*To be done*
The data below should be printed in full, exactly, and without any of its images.
--------------------------------------------------
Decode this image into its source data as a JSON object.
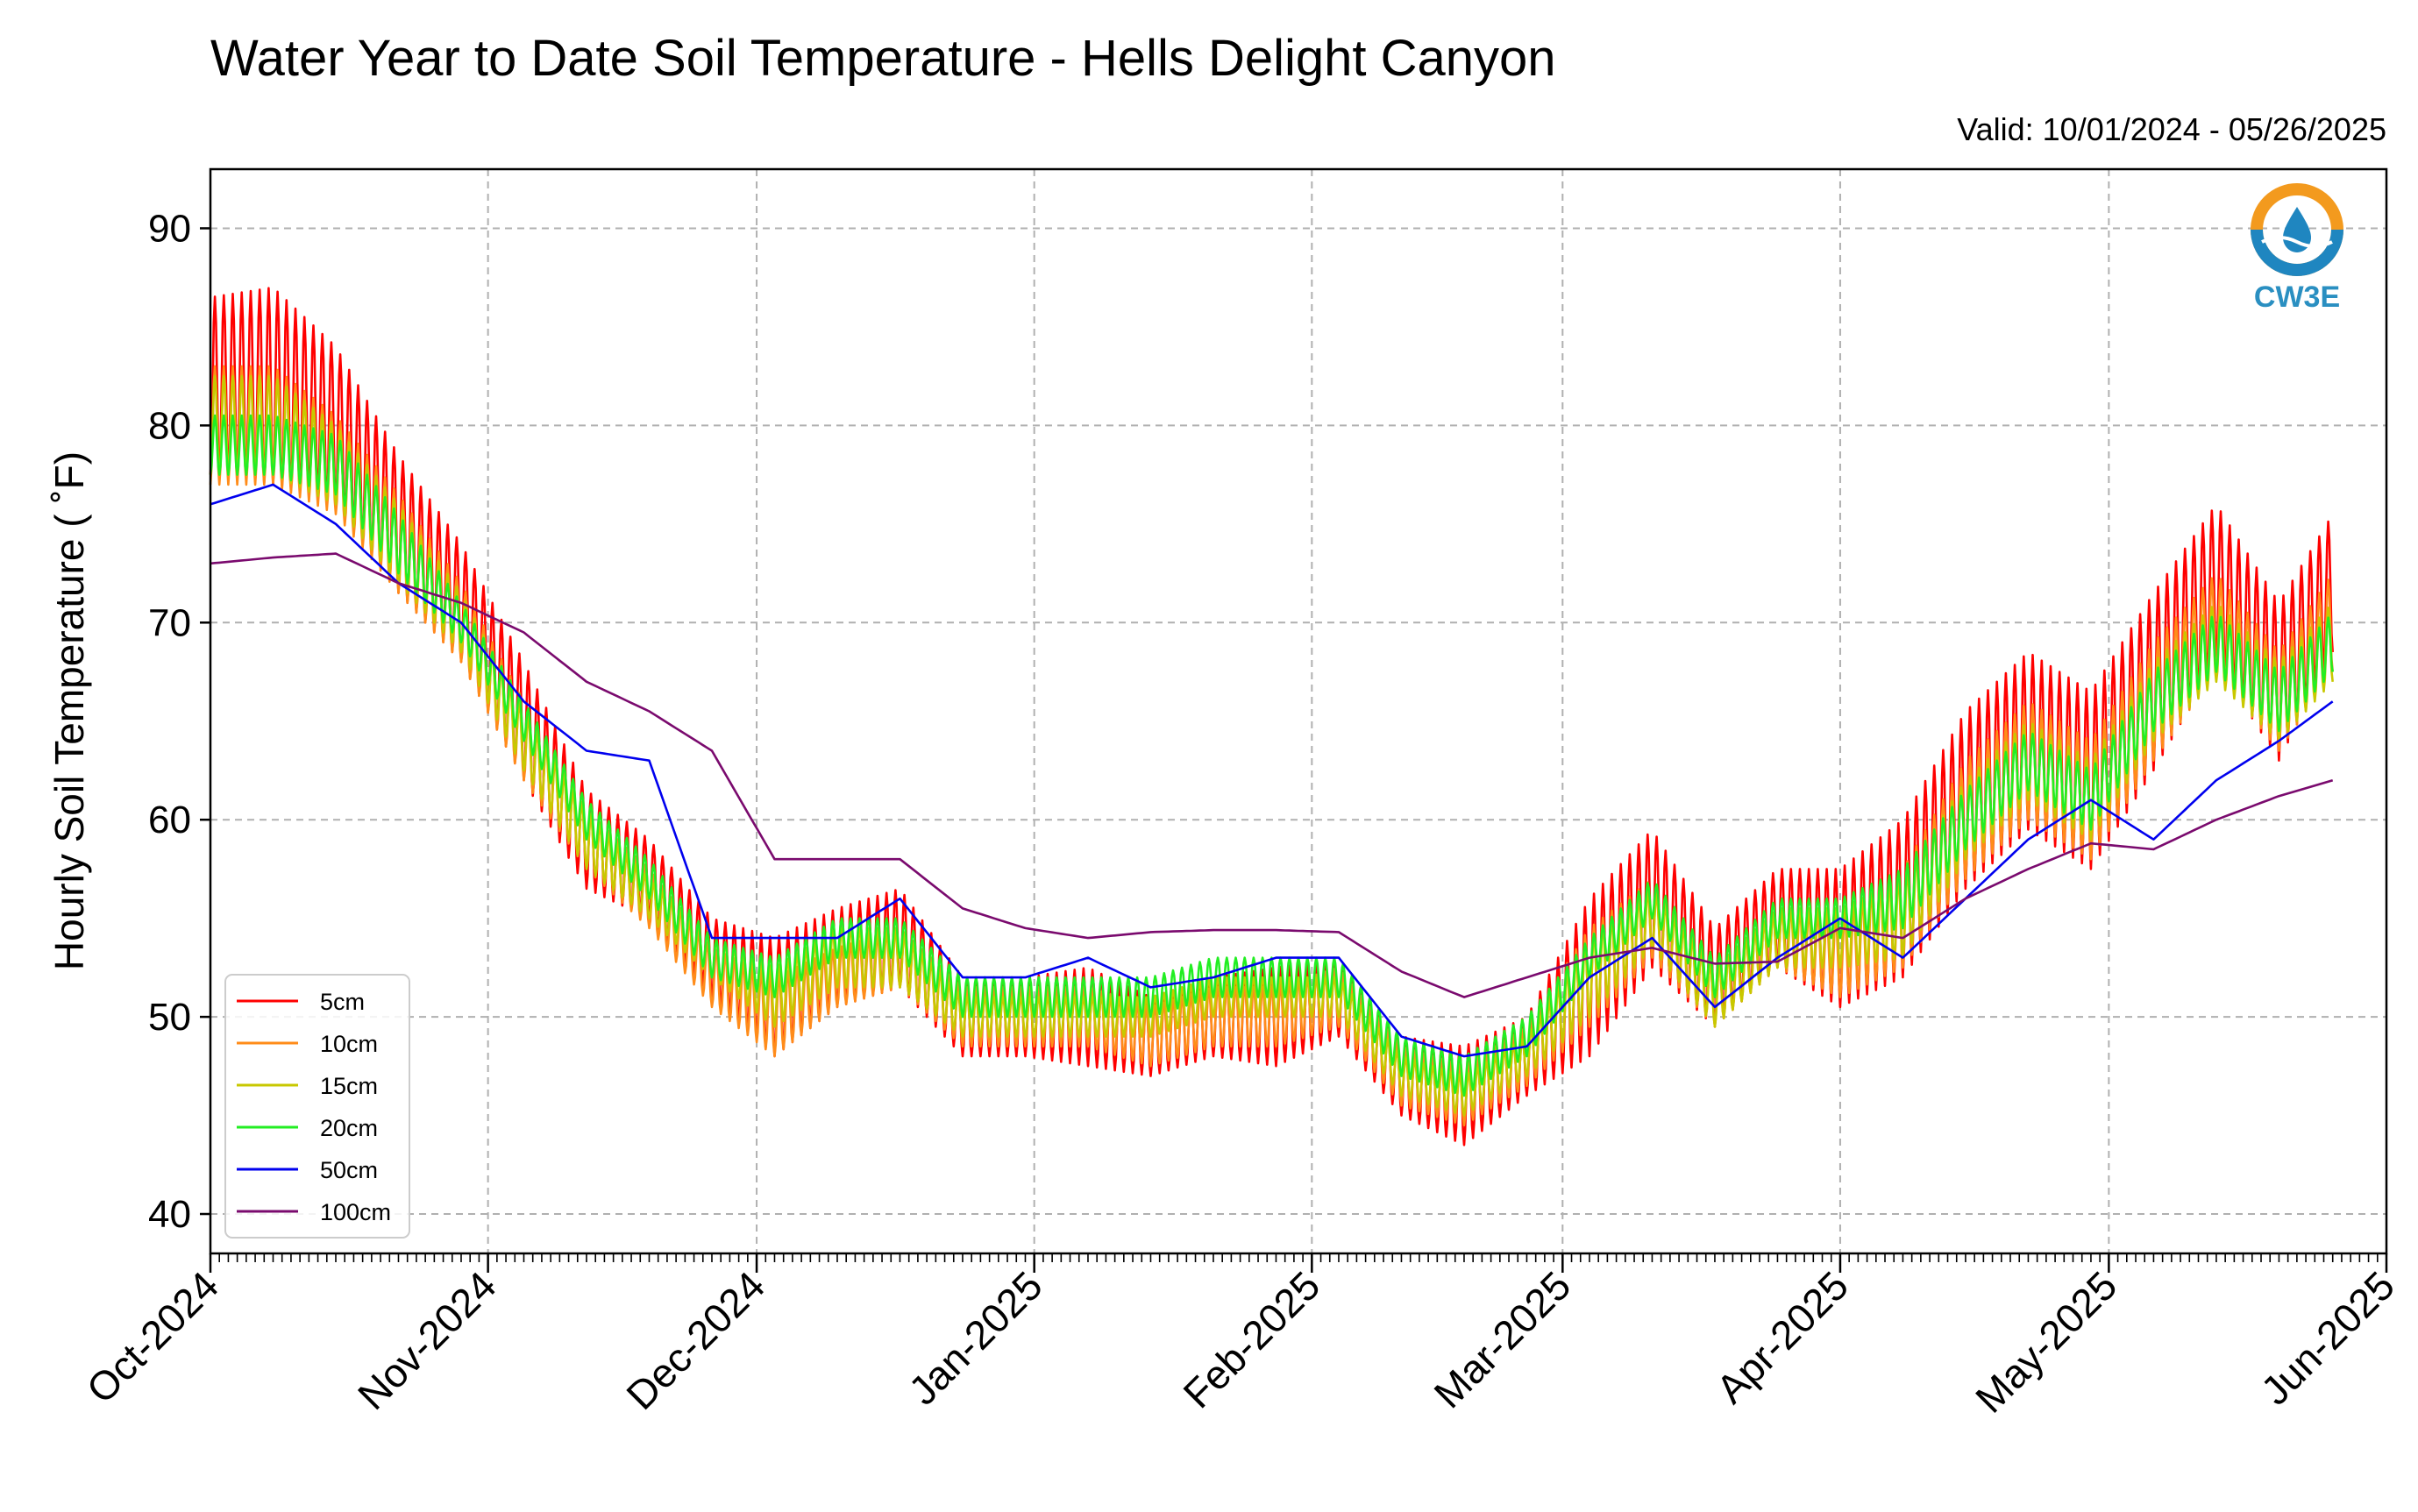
{
  "chart_data": {
    "type": "line",
    "title": "Water Year to Date Soil Temperature - Hells Delight Canyon",
    "subtitle": "Valid: 10/01/2024 - 05/26/2025",
    "xlabel": "",
    "ylabel": "Hourly Soil Temperature ( ˚F)",
    "xlim": [
      "2024-10-01",
      "2025-06-01"
    ],
    "ylim": [
      38,
      93
    ],
    "x_ticks": [
      "Oct-2024",
      "Nov-2024",
      "Dec-2024",
      "Jan-2025",
      "Feb-2025",
      "Mar-2025",
      "Apr-2025",
      "May-2025",
      "Jun-2025"
    ],
    "x_tick_dates": [
      "2024-10-01",
      "2024-11-01",
      "2024-12-01",
      "2025-01-01",
      "2025-02-01",
      "2025-03-01",
      "2025-04-01",
      "2025-05-01",
      "2025-06-01"
    ],
    "y_ticks": [
      40,
      50,
      60,
      70,
      80,
      90
    ],
    "grid": true,
    "legend_position": "lower-left",
    "x": [
      "2024-10-01",
      "2024-10-08",
      "2024-10-15",
      "2024-10-22",
      "2024-10-29",
      "2024-11-05",
      "2024-11-12",
      "2024-11-19",
      "2024-11-26",
      "2024-12-03",
      "2024-12-10",
      "2024-12-17",
      "2024-12-24",
      "2024-12-31",
      "2025-01-07",
      "2025-01-14",
      "2025-01-21",
      "2025-01-28",
      "2025-02-04",
      "2025-02-11",
      "2025-02-18",
      "2025-02-25",
      "2025-03-04",
      "2025-03-11",
      "2025-03-18",
      "2025-03-25",
      "2025-04-01",
      "2025-04-08",
      "2025-04-15",
      "2025-04-22",
      "2025-04-29",
      "2025-05-06",
      "2025-05-13",
      "2025-05-20",
      "2025-05-26"
    ],
    "series": [
      {
        "name": "5cm",
        "color": "#ff0000",
        "amplitude": [
          9,
          10,
          8,
          7,
          6,
          6,
          5,
          4,
          4,
          6,
          5,
          5,
          4,
          4,
          5,
          4,
          4,
          5,
          4,
          4,
          5,
          4,
          8,
          7,
          5,
          5,
          7,
          8,
          9,
          9,
          9,
          9,
          8,
          8,
          7
        ],
        "values": [
          82,
          82,
          80,
          75,
          71,
          65,
          59,
          57,
          53,
          51,
          53,
          54,
          50,
          50,
          50,
          49,
          50,
          50,
          51,
          47,
          46,
          48,
          52,
          56,
          52,
          55,
          54,
          56,
          61,
          64,
          62,
          67,
          72,
          67,
          72
        ]
      },
      {
        "name": "10cm",
        "color": "#ff8c1a",
        "amplitude": [
          6,
          6,
          5,
          5,
          4,
          4,
          3,
          3,
          3,
          4,
          3,
          3,
          3,
          3,
          3,
          3,
          3,
          3,
          3,
          3,
          3,
          3,
          5,
          4,
          3,
          3,
          4,
          5,
          6,
          6,
          6,
          6,
          5,
          5,
          5
        ],
        "values": [
          80,
          80,
          78,
          74,
          70,
          64,
          59,
          56,
          52,
          50,
          52,
          53,
          50,
          50,
          50,
          49,
          50,
          50,
          51,
          47,
          46,
          48,
          52,
          55,
          51,
          54,
          53,
          55,
          60,
          63,
          61,
          66,
          70,
          66,
          70
        ]
      },
      {
        "name": "15cm",
        "color": "#c8c800",
        "amplitude": [
          5,
          5,
          4,
          4,
          3,
          3,
          3,
          2,
          2,
          3,
          3,
          3,
          2,
          2,
          2,
          2,
          2,
          2,
          2,
          2,
          2,
          2,
          4,
          3,
          3,
          3,
          3,
          4,
          4,
          4,
          4,
          4,
          4,
          4,
          4
        ],
        "values": [
          80,
          80,
          78,
          74,
          70,
          64,
          59,
          56,
          53,
          51,
          53,
          53,
          50,
          50,
          50,
          50,
          51,
          51,
          51,
          47,
          46,
          48,
          52,
          55,
          51,
          54,
          54,
          55,
          60,
          63,
          61,
          66,
          69,
          66,
          69
        ]
      },
      {
        "name": "20cm",
        "color": "#22ee22",
        "amplitude": [
          3,
          3,
          3,
          3,
          2,
          2,
          2,
          2,
          2,
          2,
          2,
          2,
          2,
          2,
          2,
          2,
          2,
          2,
          2,
          2,
          2,
          2,
          2,
          2,
          2,
          2,
          2,
          3,
          3,
          3,
          3,
          3,
          3,
          3,
          3
        ],
        "values": [
          79,
          79,
          78,
          74,
          70,
          65,
          60,
          57,
          53,
          52,
          54,
          54,
          51,
          51,
          51,
          51,
          52,
          52,
          52,
          48,
          47,
          49,
          53,
          56,
          52,
          55,
          55,
          56,
          60,
          63,
          61,
          66,
          69,
          66,
          69
        ]
      },
      {
        "name": "50cm",
        "color": "#0000ee",
        "amplitude": [
          0,
          0,
          0,
          0,
          0,
          0,
          0,
          0,
          0,
          0,
          0,
          0,
          0,
          0,
          0,
          0,
          0,
          0,
          0,
          0,
          0,
          0,
          0,
          0,
          0,
          0,
          0,
          0,
          0,
          0,
          0,
          0,
          0,
          0,
          0
        ],
        "values": [
          76,
          77,
          75,
          72,
          70,
          66,
          63.5,
          63,
          54,
          54,
          54,
          56,
          52,
          52,
          53,
          51.5,
          52,
          53,
          53,
          49,
          48,
          48.5,
          52,
          54,
          50.5,
          53,
          55,
          53,
          56,
          59,
          61,
          59,
          62,
          64,
          66
        ]
      },
      {
        "name": "100cm",
        "color": "#7a0a6e",
        "amplitude": [
          0,
          0,
          0,
          0,
          0,
          0,
          0,
          0,
          0,
          0,
          0,
          0,
          0,
          0,
          0,
          0,
          0,
          0,
          0,
          0,
          0,
          0,
          0,
          0,
          0,
          0,
          0,
          0,
          0,
          0,
          0,
          0,
          0,
          0,
          0
        ],
        "values": [
          73,
          73.3,
          73.5,
          72,
          71,
          69.5,
          67,
          65.5,
          63.5,
          58,
          58,
          58,
          55.5,
          54.5,
          54,
          54.3,
          54.4,
          54.4,
          54.3,
          52.3,
          51,
          52,
          53,
          53.5,
          52.7,
          52.8,
          54.5,
          54,
          56,
          57.5,
          58.8,
          58.5,
          60,
          61.2,
          62
        ]
      }
    ],
    "logo": {
      "text": "CW3E",
      "colors": {
        "orange": "#f39a1e",
        "blue": "#1f86c0"
      }
    }
  }
}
--------------------------------------------------
*Result for this exercise*
Decode this image into its source data as a JSON object.
{
  "chart_data": {
    "type": "line",
    "title": "Water Year to Date Soil Temperature - Hells Delight Canyon",
    "subtitle": "Valid: 10/01/2024 - 05/26/2025",
    "xlabel": "",
    "ylabel": "Hourly Soil Temperature ( ˚F)",
    "xlim": [
      "2024-10-01",
      "2025-06-01"
    ],
    "ylim": [
      38,
      93
    ],
    "x_ticks": [
      "Oct-2024",
      "Nov-2024",
      "Dec-2024",
      "Jan-2025",
      "Feb-2025",
      "Mar-2025",
      "Apr-2025",
      "May-2025",
      "Jun-2025"
    ],
    "x_tick_dates": [
      "2024-10-01",
      "2024-11-01",
      "2024-12-01",
      "2025-01-01",
      "2025-02-01",
      "2025-03-01",
      "2025-04-01",
      "2025-05-01",
      "2025-06-01"
    ],
    "y_ticks": [
      40,
      50,
      60,
      70,
      80,
      90
    ],
    "grid": true,
    "legend_position": "lower-left",
    "x": [
      "2024-10-01",
      "2024-10-08",
      "2024-10-15",
      "2024-10-22",
      "2024-10-29",
      "2024-11-05",
      "2024-11-12",
      "2024-11-19",
      "2024-11-26",
      "2024-12-03",
      "2024-12-10",
      "2024-12-17",
      "2024-12-24",
      "2024-12-31",
      "2025-01-07",
      "2025-01-14",
      "2025-01-21",
      "2025-01-28",
      "2025-02-04",
      "2025-02-11",
      "2025-02-18",
      "2025-02-25",
      "2025-03-04",
      "2025-03-11",
      "2025-03-18",
      "2025-03-25",
      "2025-04-01",
      "2025-04-08",
      "2025-04-15",
      "2025-04-22",
      "2025-04-29",
      "2025-05-06",
      "2025-05-13",
      "2025-05-20",
      "2025-05-26"
    ],
    "series": [
      {
        "name": "5cm",
        "color": "#ff0000",
        "amplitude": [
          9,
          10,
          8,
          7,
          6,
          6,
          5,
          4,
          4,
          6,
          5,
          5,
          4,
          4,
          5,
          4,
          4,
          5,
          4,
          4,
          5,
          4,
          8,
          7,
          5,
          5,
          7,
          8,
          9,
          9,
          9,
          9,
          8,
          8,
          7
        ],
        "values": [
          82,
          82,
          80,
          75,
          71,
          65,
          59,
          57,
          53,
          51,
          53,
          54,
          50,
          50,
          50,
          49,
          50,
          50,
          51,
          47,
          46,
          48,
          52,
          56,
          52,
          55,
          54,
          56,
          61,
          64,
          62,
          67,
          72,
          67,
          72
        ]
      },
      {
        "name": "10cm",
        "color": "#ff8c1a",
        "amplitude": [
          6,
          6,
          5,
          5,
          4,
          4,
          3,
          3,
          3,
          4,
          3,
          3,
          3,
          3,
          3,
          3,
          3,
          3,
          3,
          3,
          3,
          3,
          5,
          4,
          3,
          3,
          4,
          5,
          6,
          6,
          6,
          6,
          5,
          5,
          5
        ],
        "values": [
          80,
          80,
          78,
          74,
          70,
          64,
          59,
          56,
          52,
          50,
          52,
          53,
          50,
          50,
          50,
          49,
          50,
          50,
          51,
          47,
          46,
          48,
          52,
          55,
          51,
          54,
          53,
          55,
          60,
          63,
          61,
          66,
          70,
          66,
          70
        ]
      },
      {
        "name": "15cm",
        "color": "#c8c800",
        "amplitude": [
          5,
          5,
          4,
          4,
          3,
          3,
          3,
          2,
          2,
          3,
          3,
          3,
          2,
          2,
          2,
          2,
          2,
          2,
          2,
          2,
          2,
          2,
          4,
          3,
          3,
          3,
          3,
          4,
          4,
          4,
          4,
          4,
          4,
          4,
          4
        ],
        "values": [
          80,
          80,
          78,
          74,
          70,
          64,
          59,
          56,
          53,
          51,
          53,
          53,
          50,
          50,
          50,
          50,
          51,
          51,
          51,
          47,
          46,
          48,
          52,
          55,
          51,
          54,
          54,
          55,
          60,
          63,
          61,
          66,
          69,
          66,
          69
        ]
      },
      {
        "name": "20cm",
        "color": "#22ee22",
        "amplitude": [
          3,
          3,
          3,
          3,
          2,
          2,
          2,
          2,
          2,
          2,
          2,
          2,
          2,
          2,
          2,
          2,
          2,
          2,
          2,
          2,
          2,
          2,
          2,
          2,
          2,
          2,
          2,
          3,
          3,
          3,
          3,
          3,
          3,
          3,
          3
        ],
        "values": [
          79,
          79,
          78,
          74,
          70,
          65,
          60,
          57,
          53,
          52,
          54,
          54,
          51,
          51,
          51,
          51,
          52,
          52,
          52,
          48,
          47,
          49,
          53,
          56,
          52,
          55,
          55,
          56,
          60,
          63,
          61,
          66,
          69,
          66,
          69
        ]
      },
      {
        "name": "50cm",
        "color": "#0000ee",
        "amplitude": [
          0,
          0,
          0,
          0,
          0,
          0,
          0,
          0,
          0,
          0,
          0,
          0,
          0,
          0,
          0,
          0,
          0,
          0,
          0,
          0,
          0,
          0,
          0,
          0,
          0,
          0,
          0,
          0,
          0,
          0,
          0,
          0,
          0,
          0,
          0
        ],
        "values": [
          76,
          77,
          75,
          72,
          70,
          66,
          63.5,
          63,
          54,
          54,
          54,
          56,
          52,
          52,
          53,
          51.5,
          52,
          53,
          53,
          49,
          48,
          48.5,
          52,
          54,
          50.5,
          53,
          55,
          53,
          56,
          59,
          61,
          59,
          62,
          64,
          66
        ]
      },
      {
        "name": "100cm",
        "color": "#7a0a6e",
        "amplitude": [
          0,
          0,
          0,
          0,
          0,
          0,
          0,
          0,
          0,
          0,
          0,
          0,
          0,
          0,
          0,
          0,
          0,
          0,
          0,
          0,
          0,
          0,
          0,
          0,
          0,
          0,
          0,
          0,
          0,
          0,
          0,
          0,
          0,
          0,
          0
        ],
        "values": [
          73,
          73.3,
          73.5,
          72,
          71,
          69.5,
          67,
          65.5,
          63.5,
          58,
          58,
          58,
          55.5,
          54.5,
          54,
          54.3,
          54.4,
          54.4,
          54.3,
          52.3,
          51,
          52,
          53,
          53.5,
          52.7,
          52.8,
          54.5,
          54,
          56,
          57.5,
          58.8,
          58.5,
          60,
          61.2,
          62
        ]
      }
    ],
    "logo": {
      "text": "CW3E",
      "colors": {
        "orange": "#f39a1e",
        "blue": "#1f86c0"
      }
    }
  }
}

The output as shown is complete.